begin Input records
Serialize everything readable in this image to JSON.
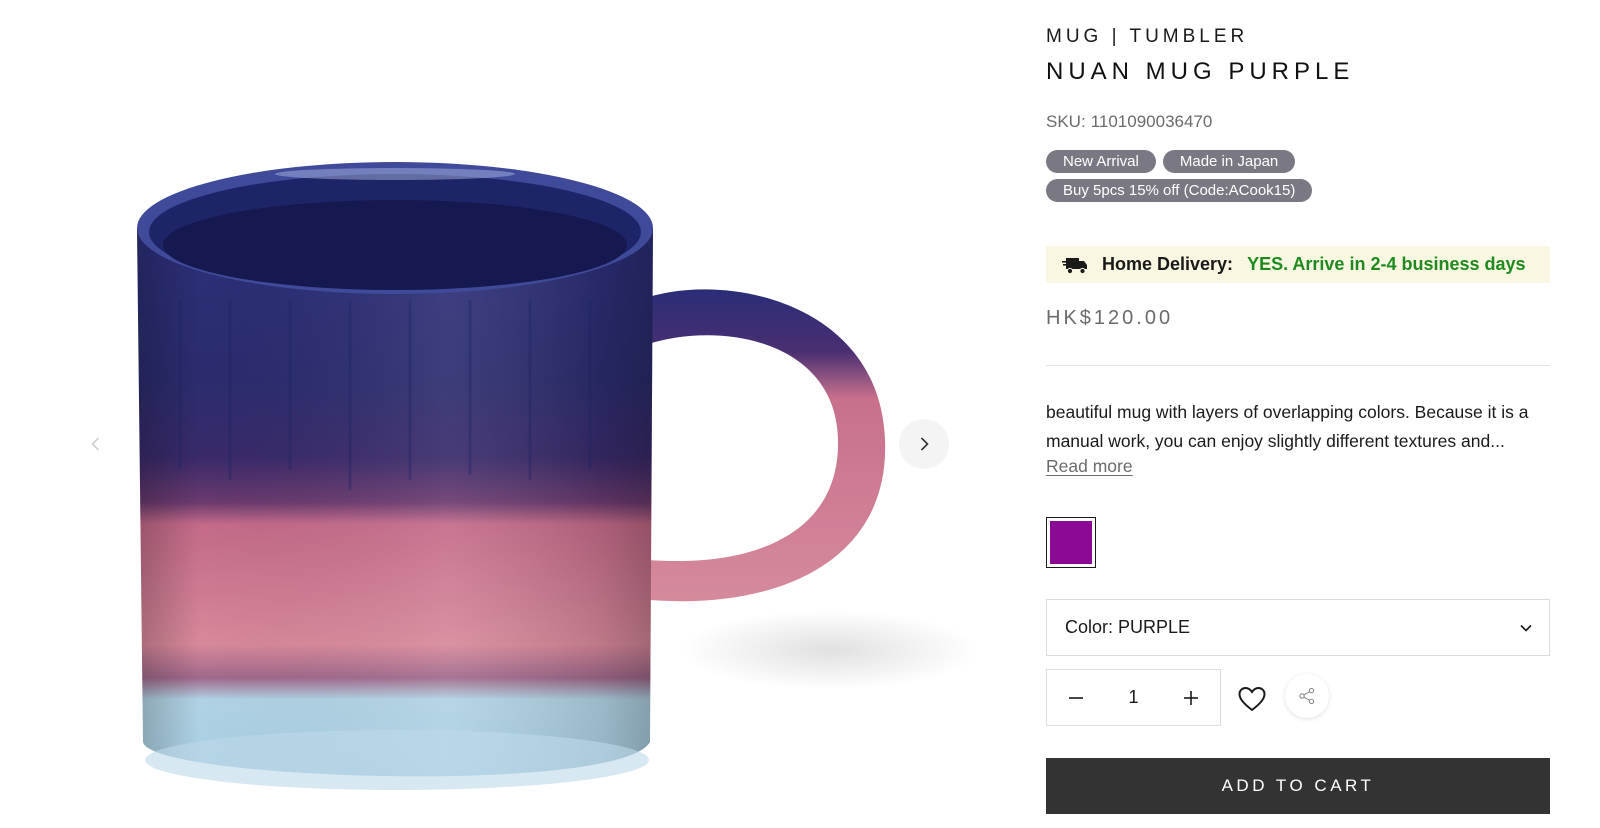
{
  "product": {
    "category": "MUG | TUMBLER",
    "title": "NUAN MUG PURPLE",
    "sku_label": "SKU:",
    "sku_value": "1101090036470",
    "badges": [
      "New Arrival",
      "Made in Japan",
      "Buy 5pcs 15% off (Code:ACook15)"
    ],
    "delivery": {
      "icon": "truck-icon",
      "label": "Home Delivery:",
      "status": "YES. Arrive in 2-4 business days",
      "status_color": "#1f8a1f",
      "background": "#f9f6e1"
    },
    "price": "HK$120.00",
    "description": "beautiful mug with layers of overlapping colors. Because it is a manual work, you can enjoy slightly different textures and...",
    "read_more": "Read more",
    "swatch": {
      "name": "PURPLE",
      "color": "#8a0a96"
    },
    "color_select": {
      "prefix": "Color:",
      "value": "PURPLE"
    },
    "quantity": "1",
    "add_to_cart": "ADD TO CART"
  },
  "gallery": {
    "image": "mug-image",
    "prev_icon": "chevron-left-icon",
    "next_icon": "chevron-right-icon"
  },
  "colors": {
    "badge_bg": "#7a7882",
    "button_bg": "#333333",
    "price": "#6b6b6b"
  }
}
end Input records
• **Objective**:
Look through the entries above and list every line containing "chevron".

• **Correct result**:
    "prev_icon": "chevron-left-icon",
    "next_icon": "chevron-right-icon"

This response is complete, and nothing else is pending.